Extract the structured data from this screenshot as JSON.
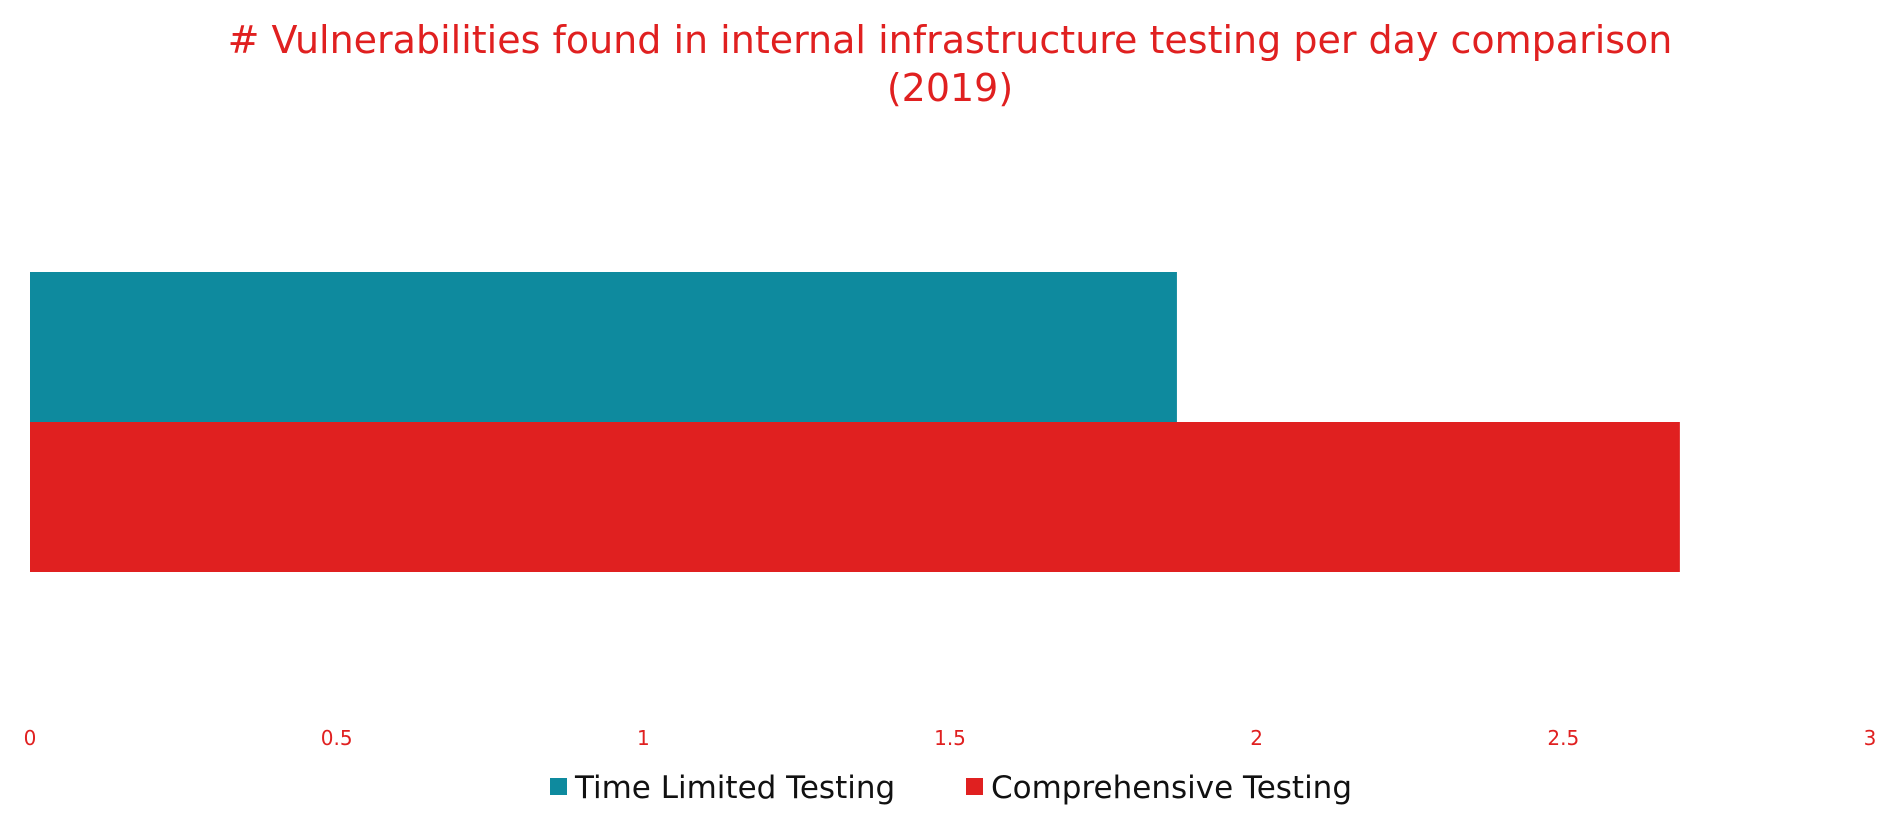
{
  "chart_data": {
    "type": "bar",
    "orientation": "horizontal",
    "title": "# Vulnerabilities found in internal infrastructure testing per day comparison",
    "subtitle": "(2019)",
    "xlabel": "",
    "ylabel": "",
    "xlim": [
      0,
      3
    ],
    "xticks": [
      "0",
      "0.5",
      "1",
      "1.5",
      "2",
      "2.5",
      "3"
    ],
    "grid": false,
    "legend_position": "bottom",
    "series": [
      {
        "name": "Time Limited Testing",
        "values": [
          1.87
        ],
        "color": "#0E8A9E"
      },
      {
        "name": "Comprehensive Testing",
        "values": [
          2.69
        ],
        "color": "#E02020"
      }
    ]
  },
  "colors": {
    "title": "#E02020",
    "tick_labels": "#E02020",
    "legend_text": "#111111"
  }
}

____________________

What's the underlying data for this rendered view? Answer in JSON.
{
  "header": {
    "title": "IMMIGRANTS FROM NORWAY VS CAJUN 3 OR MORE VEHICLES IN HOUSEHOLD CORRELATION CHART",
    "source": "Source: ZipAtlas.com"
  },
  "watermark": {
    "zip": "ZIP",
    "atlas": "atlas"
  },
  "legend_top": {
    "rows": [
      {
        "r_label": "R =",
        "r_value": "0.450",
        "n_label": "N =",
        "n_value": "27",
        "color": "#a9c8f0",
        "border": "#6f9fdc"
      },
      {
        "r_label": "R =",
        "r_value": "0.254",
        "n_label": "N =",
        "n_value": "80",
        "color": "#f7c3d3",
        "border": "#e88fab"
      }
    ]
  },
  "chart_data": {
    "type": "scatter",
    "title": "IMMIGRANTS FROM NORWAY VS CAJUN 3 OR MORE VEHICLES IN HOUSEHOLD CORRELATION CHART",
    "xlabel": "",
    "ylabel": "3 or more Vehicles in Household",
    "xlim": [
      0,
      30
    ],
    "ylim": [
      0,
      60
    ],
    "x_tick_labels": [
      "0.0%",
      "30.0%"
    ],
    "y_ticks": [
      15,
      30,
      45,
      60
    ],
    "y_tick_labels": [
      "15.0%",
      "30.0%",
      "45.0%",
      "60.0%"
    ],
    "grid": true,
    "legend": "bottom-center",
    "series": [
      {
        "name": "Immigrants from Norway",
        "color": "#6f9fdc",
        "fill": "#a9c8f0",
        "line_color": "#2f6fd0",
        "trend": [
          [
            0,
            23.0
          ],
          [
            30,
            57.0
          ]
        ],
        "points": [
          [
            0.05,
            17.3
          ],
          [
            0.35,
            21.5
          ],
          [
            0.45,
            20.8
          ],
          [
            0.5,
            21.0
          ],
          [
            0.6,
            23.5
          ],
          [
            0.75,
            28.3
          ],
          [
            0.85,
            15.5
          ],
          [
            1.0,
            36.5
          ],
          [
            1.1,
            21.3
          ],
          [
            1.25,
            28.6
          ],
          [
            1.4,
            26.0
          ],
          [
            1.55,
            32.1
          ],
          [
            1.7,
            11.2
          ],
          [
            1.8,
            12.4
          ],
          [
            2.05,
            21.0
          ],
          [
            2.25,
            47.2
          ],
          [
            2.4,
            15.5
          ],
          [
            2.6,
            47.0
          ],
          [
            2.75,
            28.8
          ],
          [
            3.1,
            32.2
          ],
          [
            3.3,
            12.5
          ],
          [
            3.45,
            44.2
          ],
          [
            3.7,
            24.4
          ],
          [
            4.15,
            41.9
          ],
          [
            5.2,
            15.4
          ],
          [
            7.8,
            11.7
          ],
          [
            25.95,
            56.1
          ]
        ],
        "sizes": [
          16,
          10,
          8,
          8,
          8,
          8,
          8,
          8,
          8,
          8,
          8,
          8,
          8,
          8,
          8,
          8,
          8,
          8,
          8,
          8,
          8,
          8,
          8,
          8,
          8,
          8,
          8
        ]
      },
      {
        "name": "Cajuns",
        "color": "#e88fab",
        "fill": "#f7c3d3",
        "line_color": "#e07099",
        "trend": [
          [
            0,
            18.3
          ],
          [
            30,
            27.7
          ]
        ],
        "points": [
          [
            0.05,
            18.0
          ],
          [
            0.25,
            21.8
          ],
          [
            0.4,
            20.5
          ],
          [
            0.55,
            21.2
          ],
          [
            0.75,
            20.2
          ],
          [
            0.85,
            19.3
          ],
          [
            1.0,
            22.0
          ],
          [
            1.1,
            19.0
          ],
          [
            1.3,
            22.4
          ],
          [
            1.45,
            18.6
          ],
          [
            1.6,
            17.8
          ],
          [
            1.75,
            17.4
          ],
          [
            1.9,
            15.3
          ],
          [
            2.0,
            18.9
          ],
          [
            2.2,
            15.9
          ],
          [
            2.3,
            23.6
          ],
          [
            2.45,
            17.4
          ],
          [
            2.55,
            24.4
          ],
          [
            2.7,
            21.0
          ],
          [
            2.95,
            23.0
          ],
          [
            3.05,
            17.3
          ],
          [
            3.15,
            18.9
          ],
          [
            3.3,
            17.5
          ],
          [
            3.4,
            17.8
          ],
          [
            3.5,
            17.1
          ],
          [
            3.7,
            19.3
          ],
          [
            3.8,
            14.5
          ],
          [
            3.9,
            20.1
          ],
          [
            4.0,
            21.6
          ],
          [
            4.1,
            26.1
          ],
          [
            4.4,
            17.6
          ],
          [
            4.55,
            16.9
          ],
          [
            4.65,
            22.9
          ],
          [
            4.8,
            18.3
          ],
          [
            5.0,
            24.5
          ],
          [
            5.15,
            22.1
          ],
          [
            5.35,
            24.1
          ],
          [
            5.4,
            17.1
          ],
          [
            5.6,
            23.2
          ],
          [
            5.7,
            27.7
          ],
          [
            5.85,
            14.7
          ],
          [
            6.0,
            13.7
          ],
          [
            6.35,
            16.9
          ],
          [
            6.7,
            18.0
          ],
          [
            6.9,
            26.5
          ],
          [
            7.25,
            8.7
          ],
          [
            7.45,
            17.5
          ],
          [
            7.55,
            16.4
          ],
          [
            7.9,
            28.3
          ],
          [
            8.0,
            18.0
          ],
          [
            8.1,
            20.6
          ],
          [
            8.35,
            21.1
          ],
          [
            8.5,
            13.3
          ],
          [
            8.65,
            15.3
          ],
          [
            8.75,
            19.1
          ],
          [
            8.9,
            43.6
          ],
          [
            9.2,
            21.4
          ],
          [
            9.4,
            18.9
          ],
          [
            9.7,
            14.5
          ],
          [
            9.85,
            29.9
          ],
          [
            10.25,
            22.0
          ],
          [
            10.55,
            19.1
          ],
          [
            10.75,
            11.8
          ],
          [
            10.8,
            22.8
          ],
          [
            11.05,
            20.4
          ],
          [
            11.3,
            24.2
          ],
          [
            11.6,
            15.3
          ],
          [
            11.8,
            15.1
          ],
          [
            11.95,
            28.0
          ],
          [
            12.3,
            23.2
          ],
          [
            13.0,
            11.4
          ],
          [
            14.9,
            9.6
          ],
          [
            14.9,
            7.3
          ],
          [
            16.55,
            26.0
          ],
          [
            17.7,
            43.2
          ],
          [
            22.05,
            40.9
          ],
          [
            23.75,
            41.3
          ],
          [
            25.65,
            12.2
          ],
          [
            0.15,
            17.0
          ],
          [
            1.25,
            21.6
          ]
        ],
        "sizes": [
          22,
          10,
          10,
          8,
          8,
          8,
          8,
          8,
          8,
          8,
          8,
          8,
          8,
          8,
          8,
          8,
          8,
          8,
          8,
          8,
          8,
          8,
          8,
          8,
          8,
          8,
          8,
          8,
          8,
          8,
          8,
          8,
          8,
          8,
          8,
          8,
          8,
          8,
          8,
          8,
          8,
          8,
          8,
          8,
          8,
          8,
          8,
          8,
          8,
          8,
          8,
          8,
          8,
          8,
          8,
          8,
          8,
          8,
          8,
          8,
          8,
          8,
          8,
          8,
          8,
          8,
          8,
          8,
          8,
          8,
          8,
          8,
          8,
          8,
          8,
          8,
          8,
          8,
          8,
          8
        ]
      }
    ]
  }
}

____________________

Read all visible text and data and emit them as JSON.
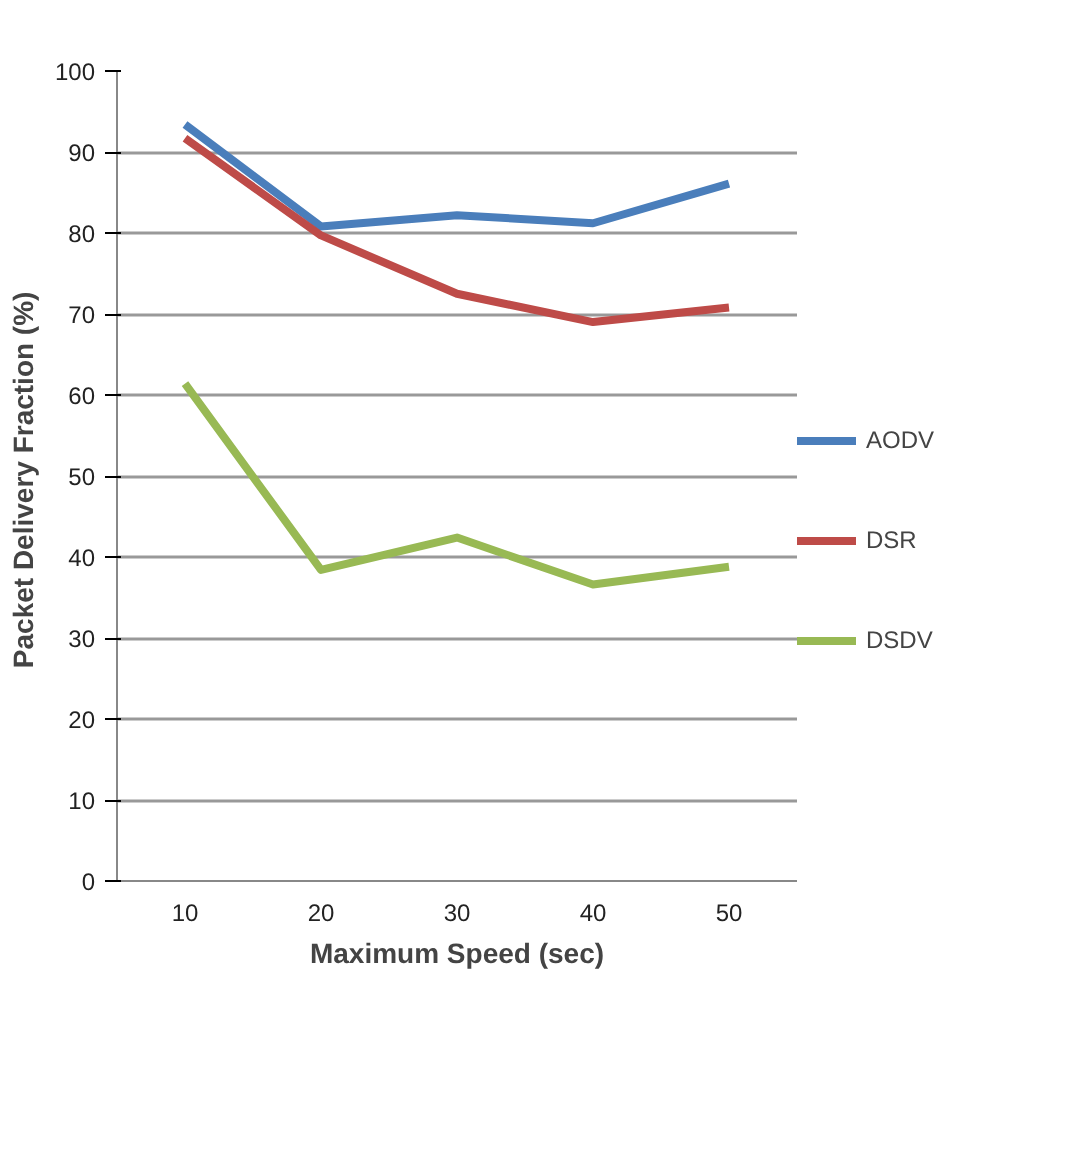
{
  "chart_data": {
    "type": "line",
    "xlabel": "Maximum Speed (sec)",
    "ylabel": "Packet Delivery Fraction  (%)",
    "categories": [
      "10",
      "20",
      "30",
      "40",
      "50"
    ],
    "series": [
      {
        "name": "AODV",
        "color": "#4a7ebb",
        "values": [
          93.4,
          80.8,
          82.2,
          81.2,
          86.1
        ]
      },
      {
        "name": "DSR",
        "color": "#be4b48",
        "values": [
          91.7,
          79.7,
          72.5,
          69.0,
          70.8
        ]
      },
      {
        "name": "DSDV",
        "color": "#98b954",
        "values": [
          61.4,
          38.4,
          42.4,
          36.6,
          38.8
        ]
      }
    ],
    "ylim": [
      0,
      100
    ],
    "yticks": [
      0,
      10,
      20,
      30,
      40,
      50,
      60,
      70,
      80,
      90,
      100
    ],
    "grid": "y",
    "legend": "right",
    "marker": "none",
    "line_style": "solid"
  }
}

____________________

Scan the records above for the string "JSON", then select every line that holds it.

→ Solved exercise
Extract the structured data from this screenshot as JSON.
What's the underlying data for this rendered view? Answer in JSON.
Read all visible text and data and emit them as JSON.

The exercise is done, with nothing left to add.